- Data for this exercise
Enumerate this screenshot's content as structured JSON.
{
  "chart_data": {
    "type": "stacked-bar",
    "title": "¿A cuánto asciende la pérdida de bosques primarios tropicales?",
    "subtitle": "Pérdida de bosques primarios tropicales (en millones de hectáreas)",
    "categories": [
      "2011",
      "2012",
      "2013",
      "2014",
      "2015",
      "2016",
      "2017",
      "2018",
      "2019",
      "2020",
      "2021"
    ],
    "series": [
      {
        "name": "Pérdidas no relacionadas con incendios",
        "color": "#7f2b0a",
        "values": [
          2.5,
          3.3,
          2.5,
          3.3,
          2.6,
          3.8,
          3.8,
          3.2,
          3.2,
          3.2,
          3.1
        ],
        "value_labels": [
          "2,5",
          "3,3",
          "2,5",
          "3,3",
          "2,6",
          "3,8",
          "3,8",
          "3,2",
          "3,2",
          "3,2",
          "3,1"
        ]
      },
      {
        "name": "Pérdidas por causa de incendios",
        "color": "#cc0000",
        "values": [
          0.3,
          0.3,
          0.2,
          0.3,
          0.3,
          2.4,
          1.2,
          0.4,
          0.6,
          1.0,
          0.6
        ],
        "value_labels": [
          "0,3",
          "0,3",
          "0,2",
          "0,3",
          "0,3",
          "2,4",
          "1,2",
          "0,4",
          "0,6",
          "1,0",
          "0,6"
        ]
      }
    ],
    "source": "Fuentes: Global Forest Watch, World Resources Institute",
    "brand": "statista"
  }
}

- Exercise objective
Scan the material above. Extract every line in which the word "name" occurs.

- Completed task
        "name": "Pérdidas no relacionadas con incendios",
        "name": "Pérdidas por causa de incendios",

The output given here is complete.